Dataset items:

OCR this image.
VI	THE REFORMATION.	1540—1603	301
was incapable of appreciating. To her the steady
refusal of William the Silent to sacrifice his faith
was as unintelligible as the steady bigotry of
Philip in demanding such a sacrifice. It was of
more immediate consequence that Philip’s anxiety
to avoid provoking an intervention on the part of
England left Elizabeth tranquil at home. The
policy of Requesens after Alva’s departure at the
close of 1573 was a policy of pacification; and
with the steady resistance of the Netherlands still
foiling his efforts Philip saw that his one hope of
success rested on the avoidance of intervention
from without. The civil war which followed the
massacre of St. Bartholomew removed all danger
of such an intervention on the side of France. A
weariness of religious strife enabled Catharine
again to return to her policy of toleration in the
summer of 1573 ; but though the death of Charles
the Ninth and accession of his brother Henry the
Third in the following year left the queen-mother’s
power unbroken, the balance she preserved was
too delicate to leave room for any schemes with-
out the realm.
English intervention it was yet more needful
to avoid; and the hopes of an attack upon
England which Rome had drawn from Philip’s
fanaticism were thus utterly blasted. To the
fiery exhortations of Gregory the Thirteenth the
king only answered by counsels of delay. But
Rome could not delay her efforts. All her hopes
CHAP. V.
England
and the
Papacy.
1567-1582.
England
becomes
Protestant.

▸ **Set problem**
Find all lines holding the string "which" and copy them.

▸ **Problem solution**
from without. The civil war which followed the
England which Rome had drawn from Philip’s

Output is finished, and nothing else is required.